PAGE TEXT:
▽

Kurt Richebächer (1918 – 24 August 2007) was a German banker and economist. He was born in Karlsruhe, Germany. He studied business economics in Berlin and completed is doctoral at the University of Heidelberg in 1945. He began his career as a journalist, before becoming an international banker and economist. He considered himself a follower of the Austrian School of Economics and was best known for his newsletter, "The Richebächer Letter," which at various times also circulated as "Currencies & Credit Markets."

Richebächer's father sent him to Great Britain before World War II to improve his fluency in the English language. He also wanted to gain an appreciation of what was required in a career in journalism. While in London, he developed a fascination with the study of economics. He returned to study in Berlin, and received a doctorate in Economics after the war.

==Post-war years==
From 1945 to 1958, Richebächer was a economics journalist/commentator. Richebächer was one of the journalists covering Konrad Adenauer's 1955 visit to Moscow to reestablish diplomatic ties between the Soviet Union and the Federal Republic of Germany. In 1957 he went to London to become a commentator on British economic policy. In 1964, he was appointed to the position of post of chief economist and managing director of Dresdner Bank, in Frankfurt. Richebächer provided economic advice to the clients of his employer. However, he was sometimes critical of the economic policy of the government of Helmut Schmidt. His supervisor, Jürgen Ponto, continued to support Richebächer's activities in researching and providing what he deemed to be accurate and correct economic commentary.

In 1977, Ponto was the victim of a kidnap attempt by the left wing organization known as the Red Army Faction. This resulted in Ponto's murder. Some time after this event, Richebächer decided to leave DresdnerBank and offer his insight on a freelance basis. His farewell event at DresdnerBank, was attended by many prominent economists and bankers including Paul Volcker who was then President of the New York Federal Reserve Bank, and John Exter, a former member of the New York Fed, advisor to Central Banks and father of the Inverted Pyramid of Assets.

In 1980 he published a book titled: "Im Teufelskreis der Wirtschaftpolitik" (publisher: Bonn Aktuell Gmbh), which provides a historical exploration of financial and economic crisis and explores the shift from free markets to what he considered – fiscal socialism.

During the last years of his life, Richebächer lived in France. He published a financial commentary service to subscribers titled "The Richebächer Letter", and made occasional contributions to the libertarian website "dailyreckoning.com". Richebacher was known for his frequently bearish views on the U.S. and global economies and his distrust of Wall Street's speculative excesses. He is considered a member of the Austrian Economists and owes a great deal to Ludwig von Mises, Friedrich Hayek and Exter.

△

TASK INSTRUCTIONS: Return the part of the Richebächer biography starting with "In 1977, Ponto" and going on through "considered – fiscal socialism.", copied word for word. The entries after the Richebächer biography are separate material.

INFORMATION SUPPLIED:
▽

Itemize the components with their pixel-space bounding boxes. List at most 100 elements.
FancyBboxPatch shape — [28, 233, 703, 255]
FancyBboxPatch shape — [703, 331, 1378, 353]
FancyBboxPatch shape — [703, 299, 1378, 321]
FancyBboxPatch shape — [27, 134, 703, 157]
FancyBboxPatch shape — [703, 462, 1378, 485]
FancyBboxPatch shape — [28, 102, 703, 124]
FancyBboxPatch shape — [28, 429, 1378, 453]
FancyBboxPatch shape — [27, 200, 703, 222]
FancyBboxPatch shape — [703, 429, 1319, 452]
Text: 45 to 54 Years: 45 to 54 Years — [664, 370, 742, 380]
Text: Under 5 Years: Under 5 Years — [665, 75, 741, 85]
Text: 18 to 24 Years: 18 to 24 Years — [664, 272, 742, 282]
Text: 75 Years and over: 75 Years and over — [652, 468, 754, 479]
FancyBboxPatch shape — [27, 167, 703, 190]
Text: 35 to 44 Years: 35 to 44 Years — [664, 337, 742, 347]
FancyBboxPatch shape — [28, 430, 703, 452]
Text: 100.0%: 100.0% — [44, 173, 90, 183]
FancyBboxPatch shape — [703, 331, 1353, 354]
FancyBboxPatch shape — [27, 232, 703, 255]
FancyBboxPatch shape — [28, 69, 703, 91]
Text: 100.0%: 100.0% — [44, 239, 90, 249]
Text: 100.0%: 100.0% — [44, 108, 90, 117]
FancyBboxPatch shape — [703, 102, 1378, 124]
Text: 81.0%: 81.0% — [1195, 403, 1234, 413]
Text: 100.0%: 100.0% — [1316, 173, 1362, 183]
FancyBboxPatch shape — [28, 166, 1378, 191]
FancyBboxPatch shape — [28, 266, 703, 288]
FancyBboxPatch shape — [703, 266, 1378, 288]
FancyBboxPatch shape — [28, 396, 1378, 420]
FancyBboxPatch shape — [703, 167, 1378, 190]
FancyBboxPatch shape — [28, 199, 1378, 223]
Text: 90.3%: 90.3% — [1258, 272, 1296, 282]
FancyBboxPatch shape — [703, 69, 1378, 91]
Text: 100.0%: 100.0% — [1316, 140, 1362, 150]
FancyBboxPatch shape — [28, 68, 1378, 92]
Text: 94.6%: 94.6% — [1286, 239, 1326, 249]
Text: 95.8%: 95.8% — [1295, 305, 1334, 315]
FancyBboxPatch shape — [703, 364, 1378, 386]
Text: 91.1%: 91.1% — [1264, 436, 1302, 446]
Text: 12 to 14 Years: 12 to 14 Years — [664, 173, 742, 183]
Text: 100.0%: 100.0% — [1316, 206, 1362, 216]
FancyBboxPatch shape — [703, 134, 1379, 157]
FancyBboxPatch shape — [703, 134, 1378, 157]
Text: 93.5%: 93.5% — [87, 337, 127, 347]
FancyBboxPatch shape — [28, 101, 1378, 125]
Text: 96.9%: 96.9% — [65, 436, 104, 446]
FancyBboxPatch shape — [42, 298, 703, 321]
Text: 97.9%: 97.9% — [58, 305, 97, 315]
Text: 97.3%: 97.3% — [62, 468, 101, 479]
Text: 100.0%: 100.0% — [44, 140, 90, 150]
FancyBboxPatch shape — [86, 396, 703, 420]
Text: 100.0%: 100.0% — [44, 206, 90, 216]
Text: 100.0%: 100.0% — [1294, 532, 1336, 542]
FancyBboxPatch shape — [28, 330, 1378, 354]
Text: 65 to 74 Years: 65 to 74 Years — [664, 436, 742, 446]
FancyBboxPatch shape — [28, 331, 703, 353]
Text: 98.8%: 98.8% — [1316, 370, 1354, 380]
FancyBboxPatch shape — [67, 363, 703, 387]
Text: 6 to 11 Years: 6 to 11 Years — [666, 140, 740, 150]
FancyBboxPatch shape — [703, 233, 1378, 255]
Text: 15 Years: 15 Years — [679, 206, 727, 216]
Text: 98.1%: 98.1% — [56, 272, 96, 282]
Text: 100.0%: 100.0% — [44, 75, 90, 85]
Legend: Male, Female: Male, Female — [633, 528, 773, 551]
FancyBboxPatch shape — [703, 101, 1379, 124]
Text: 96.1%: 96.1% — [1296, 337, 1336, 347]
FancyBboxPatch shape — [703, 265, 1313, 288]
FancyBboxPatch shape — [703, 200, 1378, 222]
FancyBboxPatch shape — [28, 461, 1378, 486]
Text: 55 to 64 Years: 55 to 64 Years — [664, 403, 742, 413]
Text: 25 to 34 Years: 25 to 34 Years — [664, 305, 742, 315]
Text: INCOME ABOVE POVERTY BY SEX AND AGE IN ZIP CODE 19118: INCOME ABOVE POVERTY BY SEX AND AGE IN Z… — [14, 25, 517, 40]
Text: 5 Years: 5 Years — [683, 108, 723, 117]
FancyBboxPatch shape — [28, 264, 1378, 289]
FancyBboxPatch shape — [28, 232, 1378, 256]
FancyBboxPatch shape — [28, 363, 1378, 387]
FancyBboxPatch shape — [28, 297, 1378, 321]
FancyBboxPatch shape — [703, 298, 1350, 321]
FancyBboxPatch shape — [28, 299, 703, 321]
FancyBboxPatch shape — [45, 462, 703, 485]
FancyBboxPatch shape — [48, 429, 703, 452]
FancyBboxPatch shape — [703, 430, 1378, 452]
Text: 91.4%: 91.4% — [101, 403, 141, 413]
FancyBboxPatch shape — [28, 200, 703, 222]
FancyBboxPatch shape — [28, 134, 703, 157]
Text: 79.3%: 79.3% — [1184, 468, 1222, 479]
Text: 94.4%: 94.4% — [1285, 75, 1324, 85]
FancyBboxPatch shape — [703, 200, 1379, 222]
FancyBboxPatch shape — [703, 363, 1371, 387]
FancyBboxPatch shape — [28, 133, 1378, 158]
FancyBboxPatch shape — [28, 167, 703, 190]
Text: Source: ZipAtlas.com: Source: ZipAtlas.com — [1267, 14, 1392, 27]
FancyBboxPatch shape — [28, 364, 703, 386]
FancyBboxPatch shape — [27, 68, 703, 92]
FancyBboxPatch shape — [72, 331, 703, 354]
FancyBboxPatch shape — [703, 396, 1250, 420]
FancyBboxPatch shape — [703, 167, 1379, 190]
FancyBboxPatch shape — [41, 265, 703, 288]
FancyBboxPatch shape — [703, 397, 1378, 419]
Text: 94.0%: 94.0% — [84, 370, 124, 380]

△

RESULT:
In 1977, Ponto was the victim of a kidnap attempt by the left wing organization known as the Red Army Faction. This resulted in Ponto's murder. Some time after this event, Richebächer decided to leave DresdnerBank and offer his insight on a freelance basis. His farewell event at DresdnerBank, was attended by many prominent economists and bankers including Paul Volcker who was then President of the New York Federal Reserve Bank, and John Exter, a former member of the New York Fed, advisor to Central Banks and father of the Inverted Pyramid of Assets.

In 1980 he published a book titled: "Im Teufelskreis der Wirtschaftpolitik" (publisher: Bonn Aktuell Gmbh), which provides a historical exploration of financial and economic crisis and explores the shift from free markets to what he considered – fiscal socialism.